WHAT TO DO :: Please reproduce every line of the material below word for word, leaving out the pictures.
━━ DATA LINES ━━
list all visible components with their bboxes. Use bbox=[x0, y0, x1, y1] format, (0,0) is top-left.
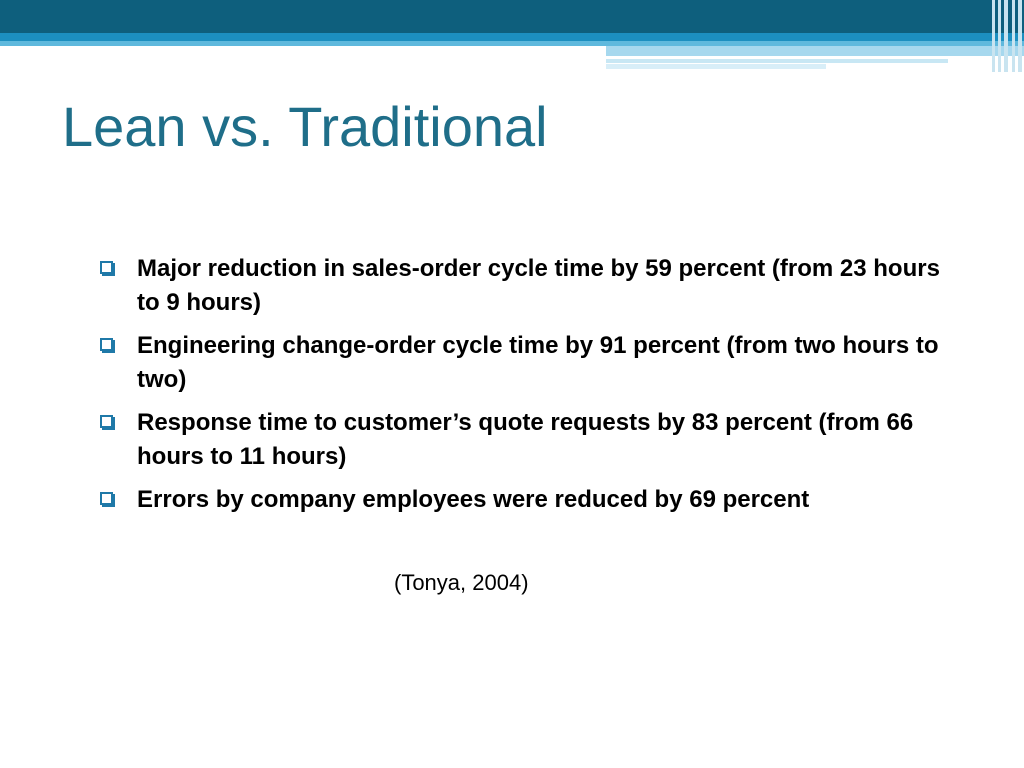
citation: (Tonya, 2004) bbox=[394, 570, 529, 595]
header-stripe bbox=[1018, 0, 1022, 72]
bullet-text: Engineering change-order cycle time by 9… bbox=[137, 332, 939, 393]
checkbox-square-icon bbox=[100, 261, 113, 274]
bullet-item: Engineering change-order cycle time by 9… bbox=[100, 329, 940, 397]
header-bar-light bbox=[0, 41, 1024, 46]
header-accent-line bbox=[606, 59, 948, 63]
header-bar-mid bbox=[0, 33, 1024, 41]
bullet-item: Errors by company employees were reduced… bbox=[100, 483, 940, 517]
header-bar-dark bbox=[0, 0, 1024, 33]
bullet-list: Major reduction in sales-order cycle tim… bbox=[100, 252, 940, 526]
header-stripe bbox=[1012, 0, 1015, 72]
header-stripe bbox=[1004, 0, 1008, 72]
checkbox-square-icon bbox=[100, 415, 113, 428]
bullet-item: Response time to customer’s quote reques… bbox=[100, 406, 940, 474]
checkbox-square-icon bbox=[100, 338, 113, 351]
header-stripe bbox=[998, 0, 1001, 72]
header-stripe bbox=[992, 0, 995, 72]
slide-title: Lean vs. Traditional bbox=[62, 95, 548, 158]
header-accent-line-short bbox=[606, 64, 826, 69]
bullet-text: Errors by company employees were reduced… bbox=[137, 486, 810, 513]
bullet-item: Major reduction in sales-order cycle tim… bbox=[100, 252, 940, 320]
checkbox-square-icon bbox=[100, 492, 113, 505]
header-accent-bar bbox=[606, 46, 1024, 56]
bullet-text: Response time to customer’s quote reques… bbox=[137, 409, 914, 470]
bullet-text: Major reduction in sales-order cycle tim… bbox=[137, 255, 940, 316]
header-stripes bbox=[990, 0, 1024, 72]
━━━
TASK RESULT ::
list all visible components with their bboxes. Use bbox=[x0, y0, x1, y1] format, (0,0) is top-left.
citation: (Tonya, 2004) bbox=[394, 570, 529, 595]
header-stripe bbox=[1018, 0, 1022, 72]
bullet-text: Engineering change-order cycle time by 9… bbox=[137, 332, 939, 393]
checkbox-square-icon bbox=[100, 261, 113, 274]
bullet-item: Engineering change-order cycle time by 9… bbox=[100, 329, 940, 397]
header-bar-light bbox=[0, 41, 1024, 46]
header-accent-line bbox=[606, 59, 948, 63]
header-bar-mid bbox=[0, 33, 1024, 41]
bullet-item: Errors by company employees were reduced… bbox=[100, 483, 940, 517]
header-bar-dark bbox=[0, 0, 1024, 33]
bullet-list: Major reduction in sales-order cycle tim… bbox=[100, 252, 940, 526]
header-stripe bbox=[1012, 0, 1015, 72]
header-stripe bbox=[1004, 0, 1008, 72]
checkbox-square-icon bbox=[100, 415, 113, 428]
bullet-item: Response time to customer’s quote reques… bbox=[100, 406, 940, 474]
checkbox-square-icon bbox=[100, 338, 113, 351]
header-stripe bbox=[998, 0, 1001, 72]
header-stripe bbox=[992, 0, 995, 72]
slide-title: Lean vs. Traditional bbox=[62, 95, 548, 158]
header-accent-line-short bbox=[606, 64, 826, 69]
bullet-text: Errors by company employees were reduced… bbox=[137, 486, 810, 513]
bullet-item: Major reduction in sales-order cycle tim… bbox=[100, 252, 940, 320]
checkbox-square-icon bbox=[100, 492, 113, 505]
header-accent-bar bbox=[606, 46, 1024, 56]
bullet-text: Response time to customer’s quote reques… bbox=[137, 409, 914, 470]
bullet-text: Major reduction in sales-order cycle tim… bbox=[137, 255, 940, 316]
header-stripes bbox=[990, 0, 1024, 72]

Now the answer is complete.